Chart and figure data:
● ● ● ●
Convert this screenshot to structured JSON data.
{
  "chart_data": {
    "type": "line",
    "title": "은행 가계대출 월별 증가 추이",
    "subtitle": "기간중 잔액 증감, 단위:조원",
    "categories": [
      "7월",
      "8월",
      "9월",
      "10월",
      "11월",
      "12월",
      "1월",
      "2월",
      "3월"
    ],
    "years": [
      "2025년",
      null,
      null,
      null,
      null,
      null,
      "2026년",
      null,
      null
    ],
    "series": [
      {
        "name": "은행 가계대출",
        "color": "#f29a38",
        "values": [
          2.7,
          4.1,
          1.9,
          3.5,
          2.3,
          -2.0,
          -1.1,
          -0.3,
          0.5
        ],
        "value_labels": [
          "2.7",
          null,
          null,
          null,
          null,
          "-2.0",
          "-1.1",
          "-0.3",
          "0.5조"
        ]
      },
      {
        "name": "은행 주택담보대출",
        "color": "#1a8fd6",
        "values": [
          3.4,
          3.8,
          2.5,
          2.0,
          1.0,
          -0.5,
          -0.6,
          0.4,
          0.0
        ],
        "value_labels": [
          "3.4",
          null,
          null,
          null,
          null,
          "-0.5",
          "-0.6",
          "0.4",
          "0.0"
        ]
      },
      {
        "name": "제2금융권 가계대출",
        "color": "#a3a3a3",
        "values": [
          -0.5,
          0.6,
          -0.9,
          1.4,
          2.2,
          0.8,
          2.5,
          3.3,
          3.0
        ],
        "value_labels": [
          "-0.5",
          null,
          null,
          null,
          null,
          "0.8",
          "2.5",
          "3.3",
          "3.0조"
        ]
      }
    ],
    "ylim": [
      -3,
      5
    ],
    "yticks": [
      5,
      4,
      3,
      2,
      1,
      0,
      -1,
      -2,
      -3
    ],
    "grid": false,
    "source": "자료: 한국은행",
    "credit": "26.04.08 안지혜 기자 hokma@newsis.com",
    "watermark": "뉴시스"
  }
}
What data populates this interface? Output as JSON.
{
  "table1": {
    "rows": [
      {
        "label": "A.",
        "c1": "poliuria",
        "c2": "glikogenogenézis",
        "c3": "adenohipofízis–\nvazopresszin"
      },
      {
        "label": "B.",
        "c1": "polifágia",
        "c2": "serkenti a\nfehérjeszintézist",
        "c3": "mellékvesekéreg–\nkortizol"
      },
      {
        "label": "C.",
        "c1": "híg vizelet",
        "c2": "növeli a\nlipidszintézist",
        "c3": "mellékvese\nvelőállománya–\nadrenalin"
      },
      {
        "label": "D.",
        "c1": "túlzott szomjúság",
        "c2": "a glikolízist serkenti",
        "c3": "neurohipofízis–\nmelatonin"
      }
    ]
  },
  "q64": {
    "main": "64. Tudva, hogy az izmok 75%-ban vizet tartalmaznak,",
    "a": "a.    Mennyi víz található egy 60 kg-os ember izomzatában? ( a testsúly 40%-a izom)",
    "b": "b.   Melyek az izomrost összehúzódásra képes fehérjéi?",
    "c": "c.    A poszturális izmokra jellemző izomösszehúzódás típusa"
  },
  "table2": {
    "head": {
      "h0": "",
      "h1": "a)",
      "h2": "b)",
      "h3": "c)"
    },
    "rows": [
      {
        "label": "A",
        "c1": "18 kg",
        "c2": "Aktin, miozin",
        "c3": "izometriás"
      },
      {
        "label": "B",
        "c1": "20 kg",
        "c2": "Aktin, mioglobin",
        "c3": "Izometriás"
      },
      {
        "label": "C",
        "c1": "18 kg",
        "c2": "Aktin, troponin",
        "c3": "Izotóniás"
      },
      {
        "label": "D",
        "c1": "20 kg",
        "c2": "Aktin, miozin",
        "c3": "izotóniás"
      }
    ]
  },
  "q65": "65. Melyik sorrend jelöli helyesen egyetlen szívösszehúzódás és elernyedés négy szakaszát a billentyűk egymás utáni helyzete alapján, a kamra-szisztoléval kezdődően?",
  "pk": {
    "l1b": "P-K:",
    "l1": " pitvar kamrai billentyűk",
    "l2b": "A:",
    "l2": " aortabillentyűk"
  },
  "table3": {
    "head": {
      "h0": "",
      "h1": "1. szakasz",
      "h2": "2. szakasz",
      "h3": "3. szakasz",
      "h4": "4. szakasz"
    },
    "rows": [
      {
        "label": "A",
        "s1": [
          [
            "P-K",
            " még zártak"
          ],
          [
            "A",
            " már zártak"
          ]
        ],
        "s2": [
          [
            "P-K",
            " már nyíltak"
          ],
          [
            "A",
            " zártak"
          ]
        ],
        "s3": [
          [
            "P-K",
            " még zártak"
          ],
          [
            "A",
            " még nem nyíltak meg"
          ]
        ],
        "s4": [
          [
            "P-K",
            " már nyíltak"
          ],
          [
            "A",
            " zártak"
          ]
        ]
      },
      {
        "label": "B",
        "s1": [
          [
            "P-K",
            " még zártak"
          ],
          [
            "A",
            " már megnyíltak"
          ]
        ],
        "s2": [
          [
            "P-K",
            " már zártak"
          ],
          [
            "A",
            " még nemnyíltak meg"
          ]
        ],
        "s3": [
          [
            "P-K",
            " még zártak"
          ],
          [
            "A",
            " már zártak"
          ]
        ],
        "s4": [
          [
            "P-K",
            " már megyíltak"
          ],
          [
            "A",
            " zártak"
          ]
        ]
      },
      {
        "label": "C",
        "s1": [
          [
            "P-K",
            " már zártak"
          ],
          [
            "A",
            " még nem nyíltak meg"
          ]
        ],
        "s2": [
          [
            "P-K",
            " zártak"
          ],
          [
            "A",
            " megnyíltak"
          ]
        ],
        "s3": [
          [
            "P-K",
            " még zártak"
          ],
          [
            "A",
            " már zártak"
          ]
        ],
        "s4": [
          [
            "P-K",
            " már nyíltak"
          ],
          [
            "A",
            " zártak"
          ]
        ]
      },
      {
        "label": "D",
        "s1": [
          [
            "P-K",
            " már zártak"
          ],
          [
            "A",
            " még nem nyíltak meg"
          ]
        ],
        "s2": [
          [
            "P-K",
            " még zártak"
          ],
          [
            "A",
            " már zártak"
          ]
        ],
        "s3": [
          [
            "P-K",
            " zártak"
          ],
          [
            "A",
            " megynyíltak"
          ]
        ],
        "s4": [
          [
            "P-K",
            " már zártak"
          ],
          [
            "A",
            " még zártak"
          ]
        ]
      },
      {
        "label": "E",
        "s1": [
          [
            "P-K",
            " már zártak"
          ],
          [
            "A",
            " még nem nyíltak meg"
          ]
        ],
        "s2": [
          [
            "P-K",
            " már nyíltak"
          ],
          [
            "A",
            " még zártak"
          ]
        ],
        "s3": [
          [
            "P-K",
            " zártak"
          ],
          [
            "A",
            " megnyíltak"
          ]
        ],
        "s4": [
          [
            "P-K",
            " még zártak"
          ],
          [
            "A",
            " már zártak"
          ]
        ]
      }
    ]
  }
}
● ● ● ●
Retype the material in full, character for character.

Convert this screenshot to structured JSON data.
{
  "chart_data": {
    "type": "line",
    "title": "은행 가계대출 월별 증가 추이",
    "subtitle": "기간중 잔액 증감, 단위:조원",
    "categories": [
      "7월",
      "8월",
      "9월",
      "10월",
      "11월",
      "12월",
      "1월",
      "2월",
      "3월"
    ],
    "years": [
      "2025년",
      null,
      null,
      null,
      null,
      null,
      "2026년",
      null,
      null
    ],
    "series": [
      {
        "name": "은행 가계대출",
        "color": "#f29a38",
        "values": [
          2.7,
          4.1,
          1.9,
          3.5,
          2.3,
          -2.0,
          -1.1,
          -0.3,
          0.5
        ],
        "value_labels": [
          "2.7",
          null,
          null,
          null,
          null,
          "-2.0",
          "-1.1",
          "-0.3",
          "0.5조"
        ]
      },
      {
        "name": "은행 주택담보대출",
        "color": "#1a8fd6",
        "values": [
          3.4,
          3.8,
          2.5,
          2.0,
          1.0,
          -0.5,
          -0.6,
          0.4,
          0.0
        ],
        "value_labels": [
          "3.4",
          null,
          null,
          null,
          null,
          "-0.5",
          "-0.6",
          "0.4",
          "0.0"
        ]
      },
      {
        "name": "제2금융권 가계대출",
        "color": "#a3a3a3",
        "values": [
          -0.5,
          0.6,
          -0.9,
          1.4,
          2.2,
          0.8,
          2.5,
          3.3,
          3.0
        ],
        "value_labels": [
          "-0.5",
          null,
          null,
          null,
          null,
          "0.8",
          "2.5",
          "3.3",
          "3.0조"
        ]
      }
    ],
    "ylim": [
      -3,
      5
    ],
    "yticks": [
      5,
      4,
      3,
      2,
      1,
      0,
      -1,
      -2,
      -3
    ],
    "grid": false,
    "source": "자료: 한국은행",
    "credit": "26.04.08 안지혜 기자 hokma@newsis.com",
    "watermark": "뉴시스"
  }
}
What data populates this interface? Output as JSON.
{
  "table1": {
    "rows": [
      {
        "label": "A.",
        "c1": "poliuria",
        "c2": "glikogenogenézis",
        "c3": "adenohipofízis–\nvazopresszin"
      },
      {
        "label": "B.",
        "c1": "polifágia",
        "c2": "serkenti a\nfehérjeszintézist",
        "c3": "mellékvesekéreg–\nkortizol"
      },
      {
        "label": "C.",
        "c1": "híg vizelet",
        "c2": "növeli a\nlipidszintézist",
        "c3": "mellékvese\nvelőállománya–\nadrenalin"
      },
      {
        "label": "D.",
        "c1": "túlzott szomjúság",
        "c2": "a glikolízist serkenti",
        "c3": "neurohipofízis–\nmelatonin"
      }
    ]
  },
  "q64": {
    "main": "64. Tudva, hogy az izmok 75%-ban vizet tartalmaznak,",
    "a": "a.    Mennyi víz található egy 60 kg-os ember izomzatában? ( a testsúly 40%-a izom)",
    "b": "b.   Melyek az izomrost összehúzódásra képes fehérjéi?",
    "c": "c.    A poszturális izmokra jellemző izomösszehúzódás típusa"
  },
  "table2": {
    "head": {
      "h0": "",
      "h1": "a)",
      "h2": "b)",
      "h3": "c)"
    },
    "rows": [
      {
        "label": "A",
        "c1": "18 kg",
        "c2": "Aktin, miozin",
        "c3": "izometriás"
      },
      {
        "label": "B",
        "c1": "20 kg",
        "c2": "Aktin, mioglobin",
        "c3": "Izometriás"
      },
      {
        "label": "C",
        "c1": "18 kg",
        "c2": "Aktin, troponin",
        "c3": "Izotóniás"
      },
      {
        "label": "D",
        "c1": "20 kg",
        "c2": "Aktin, miozin",
        "c3": "izotóniás"
      }
    ]
  },
  "q65": "65. Melyik sorrend jelöli helyesen egyetlen szívösszehúzódás és elernyedés négy szakaszát a billentyűk egymás utáni helyzete alapján, a kamra-szisztoléval kezdődően?",
  "pk": {
    "l1b": "P-K:",
    "l1": " pitvar kamrai billentyűk",
    "l2b": "A:",
    "l2": " aortabillentyűk"
  },
  "table3": {
    "head": {
      "h0": "",
      "h1": "1. szakasz",
      "h2": "2. szakasz",
      "h3": "3. szakasz",
      "h4": "4. szakasz"
    },
    "rows": [
      {
        "label": "A",
        "s1": [
          [
            "P-K",
            " még zártak"
          ],
          [
            "A",
            " már zártak"
          ]
        ],
        "s2": [
          [
            "P-K",
            " már nyíltak"
          ],
          [
            "A",
            " zártak"
          ]
        ],
        "s3": [
          [
            "P-K",
            " még zártak"
          ],
          [
            "A",
            " még nem nyíltak meg"
          ]
        ],
        "s4": [
          [
            "P-K",
            " már nyíltak"
          ],
          [
            "A",
            " zártak"
          ]
        ]
      },
      {
        "label": "B",
        "s1": [
          [
            "P-K",
            " még zártak"
          ],
          [
            "A",
            " már megnyíltak"
          ]
        ],
        "s2": [
          [
            "P-K",
            " már zártak"
          ],
          [
            "A",
            " még nemnyíltak meg"
          ]
        ],
        "s3": [
          [
            "P-K",
            " még zártak"
          ],
          [
            "A",
            " már zártak"
          ]
        ],
        "s4": [
          [
            "P-K",
            " már megyíltak"
          ],
          [
            "A",
            " zártak"
          ]
        ]
      },
      {
        "label": "C",
        "s1": [
          [
            "P-K",
            " már zártak"
          ],
          [
            "A",
            " még nem nyíltak meg"
          ]
        ],
        "s2": [
          [
            "P-K",
            " zártak"
          ],
          [
            "A",
            " megnyíltak"
          ]
        ],
        "s3": [
          [
            "P-K",
            " még zártak"
          ],
          [
            "A",
            " már zártak"
          ]
        ],
        "s4": [
          [
            "P-K",
            " már nyíltak"
          ],
          [
            "A",
            " zártak"
          ]
        ]
      },
      {
        "label": "D",
        "s1": [
          [
            "P-K",
            " már zártak"
          ],
          [
            "A",
            " még nem nyíltak meg"
          ]
        ],
        "s2": [
          [
            "P-K",
            " még zártak"
          ],
          [
            "A",
            " már zártak"
          ]
        ],
        "s3": [
          [
            "P-K",
            " zártak"
          ],
          [
            "A",
            " megynyíltak"
          ]
        ],
        "s4": [
          [
            "P-K",
            " már zártak"
          ],
          [
            "A",
            " még zártak"
          ]
        ]
      },
      {
        "label": "E",
        "s1": [
          [
            "P-K",
            " már zártak"
          ],
          [
            "A",
            " még nem nyíltak meg"
          ]
        ],
        "s2": [
          [
            "P-K",
            " már nyíltak"
          ],
          [
            "A",
            " még zártak"
          ]
        ],
        "s3": [
          [
            "P-K",
            " zártak"
          ],
          [
            "A",
            " megnyíltak"
          ]
        ],
        "s4": [
          [
            "P-K",
            " még zártak"
          ],
          [
            "A",
            " már zártak"
          ]
        ]
      }
    ]
  }
}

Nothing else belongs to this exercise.